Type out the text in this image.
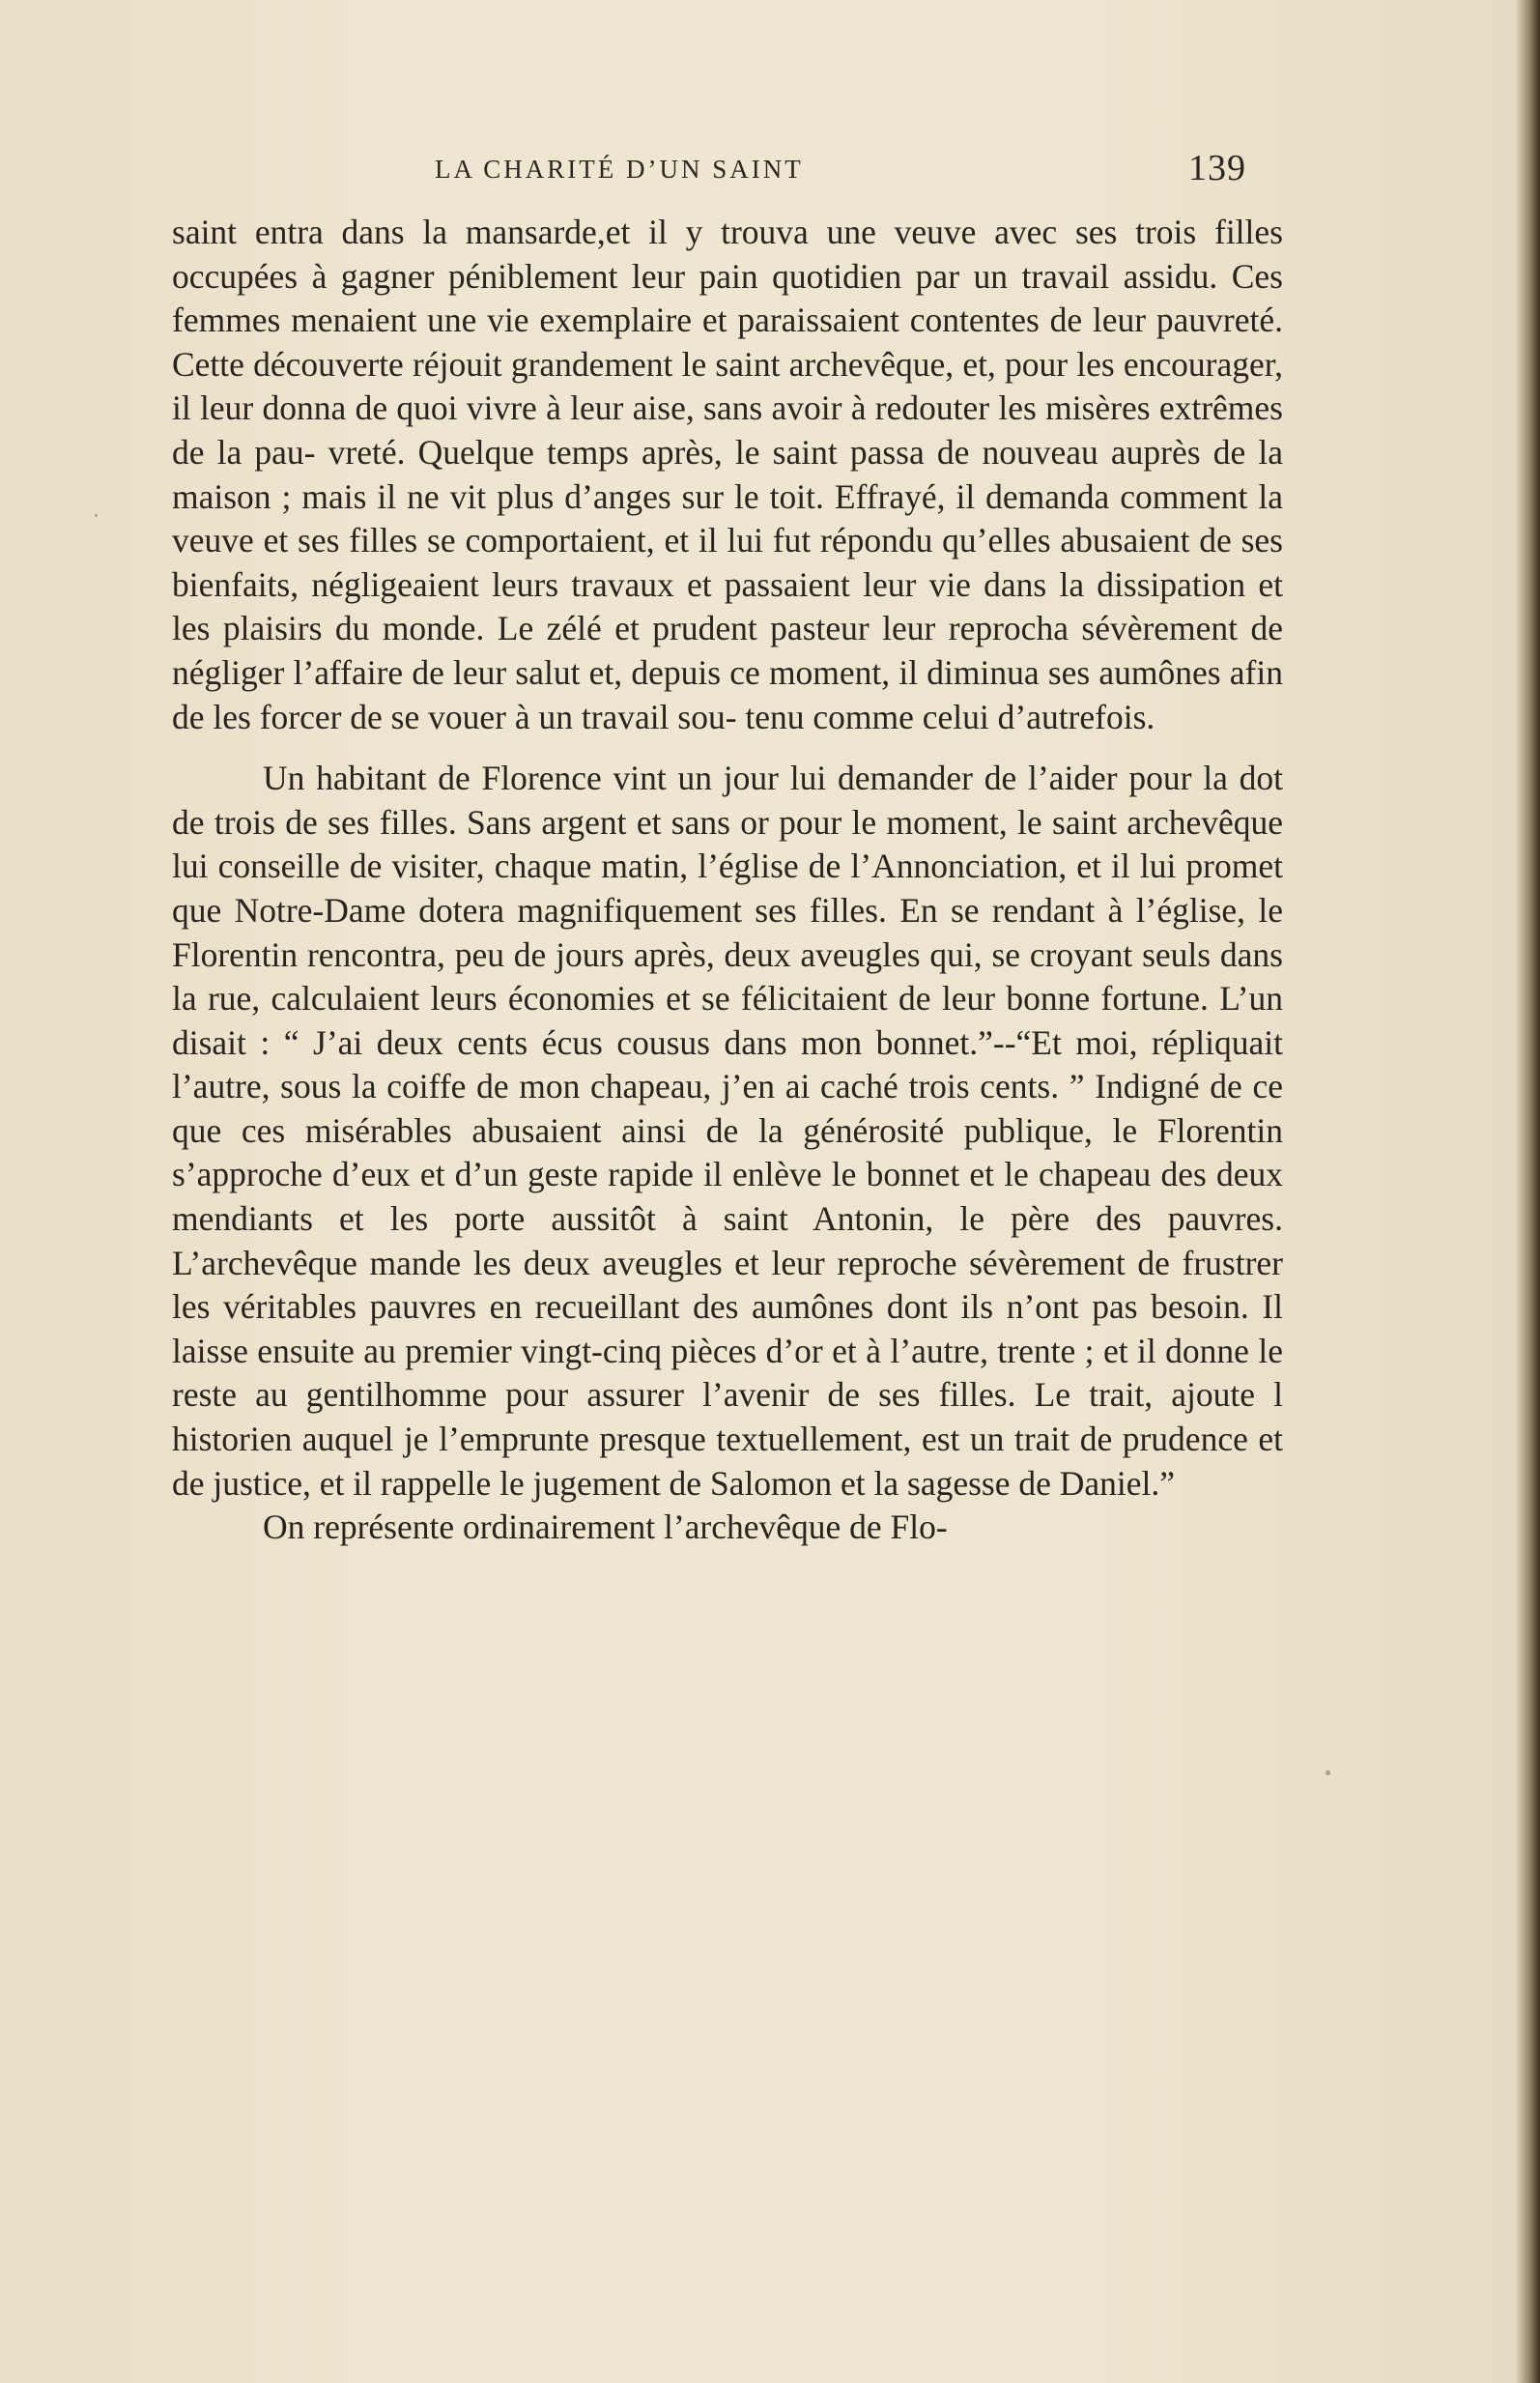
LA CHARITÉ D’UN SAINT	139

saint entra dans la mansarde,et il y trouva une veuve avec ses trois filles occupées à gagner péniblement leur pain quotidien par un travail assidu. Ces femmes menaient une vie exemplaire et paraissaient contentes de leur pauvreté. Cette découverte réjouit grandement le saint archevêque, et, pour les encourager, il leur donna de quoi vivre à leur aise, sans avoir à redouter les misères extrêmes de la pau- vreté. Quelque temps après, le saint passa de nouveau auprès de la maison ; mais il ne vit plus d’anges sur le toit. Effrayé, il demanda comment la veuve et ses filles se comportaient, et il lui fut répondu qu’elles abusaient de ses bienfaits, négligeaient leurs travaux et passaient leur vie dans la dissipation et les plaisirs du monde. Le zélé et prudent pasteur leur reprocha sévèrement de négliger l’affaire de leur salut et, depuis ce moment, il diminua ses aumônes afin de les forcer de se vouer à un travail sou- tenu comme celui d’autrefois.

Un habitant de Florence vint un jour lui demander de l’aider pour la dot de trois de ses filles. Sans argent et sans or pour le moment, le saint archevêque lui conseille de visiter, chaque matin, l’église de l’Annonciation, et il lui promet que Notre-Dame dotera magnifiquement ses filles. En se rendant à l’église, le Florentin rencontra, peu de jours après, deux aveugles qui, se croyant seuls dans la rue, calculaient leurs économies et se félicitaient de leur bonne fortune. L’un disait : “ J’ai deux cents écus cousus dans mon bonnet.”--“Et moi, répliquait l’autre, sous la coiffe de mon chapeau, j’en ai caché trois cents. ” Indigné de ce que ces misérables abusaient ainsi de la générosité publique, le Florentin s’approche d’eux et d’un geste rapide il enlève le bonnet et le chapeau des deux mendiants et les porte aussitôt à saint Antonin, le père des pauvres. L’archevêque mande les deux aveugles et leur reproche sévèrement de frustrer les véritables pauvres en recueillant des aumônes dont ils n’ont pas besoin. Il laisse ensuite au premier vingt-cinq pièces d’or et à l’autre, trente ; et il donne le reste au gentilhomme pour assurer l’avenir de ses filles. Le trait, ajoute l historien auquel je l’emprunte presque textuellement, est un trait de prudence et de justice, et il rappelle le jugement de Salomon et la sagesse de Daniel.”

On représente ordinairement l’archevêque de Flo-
-- -- --
Write out each line again precisely as it appears, skipping every picture.

Type out the text in this image.
LA CHARITÉ D’UN SAINT	139

saint entra dans la mansarde,et il y trouva une veuve avec ses trois filles occupées à gagner péniblement leur pain quotidien par un travail assidu. Ces femmes menaient une vie exemplaire et paraissaient contentes de leur pauvreté. Cette découverte réjouit grandement le saint archevêque, et, pour les encourager, il leur donna de quoi vivre à leur aise, sans avoir à redouter les misères extrêmes de la pau- vreté. Quelque temps après, le saint passa de nouveau auprès de la maison ; mais il ne vit plus d’anges sur le toit. Effrayé, il demanda comment la veuve et ses filles se comportaient, et il lui fut répondu qu’elles abusaient de ses bienfaits, négligeaient leurs travaux et passaient leur vie dans la dissipation et les plaisirs du monde. Le zélé et prudent pasteur leur reprocha sévèrement de négliger l’affaire de leur salut et, depuis ce moment, il diminua ses aumônes afin de les forcer de se vouer à un travail sou- tenu comme celui d’autrefois.

Un habitant de Florence vint un jour lui demander de l’aider pour la dot de trois de ses filles. Sans argent et sans or pour le moment, le saint archevêque lui conseille de visiter, chaque matin, l’église de l’Annonciation, et il lui promet que Notre-Dame dotera magnifiquement ses filles. En se rendant à l’église, le Florentin rencontra, peu de jours après, deux aveugles qui, se croyant seuls dans la rue, calculaient leurs économies et se félicitaient de leur bonne fortune. L’un disait : “ J’ai deux cents écus cousus dans mon bonnet.”--“Et moi, répliquait l’autre, sous la coiffe de mon chapeau, j’en ai caché trois cents. ” Indigné de ce que ces misérables abusaient ainsi de la générosité publique, le Florentin s’approche d’eux et d’un geste rapide il enlève le bonnet et le chapeau des deux mendiants et les porte aussitôt à saint Antonin, le père des pauvres. L’archevêque mande les deux aveugles et leur reproche sévèrement de frustrer les véritables pauvres en recueillant des aumônes dont ils n’ont pas besoin. Il laisse ensuite au premier vingt-cinq pièces d’or et à l’autre, trente ; et il donne le reste au gentilhomme pour assurer l’avenir de ses filles. Le trait, ajoute l historien auquel je l’emprunte presque textuellement, est un trait de prudence et de justice, et il rappelle le jugement de Salomon et la sagesse de Daniel.”

On représente ordinairement l’archevêque de Flo-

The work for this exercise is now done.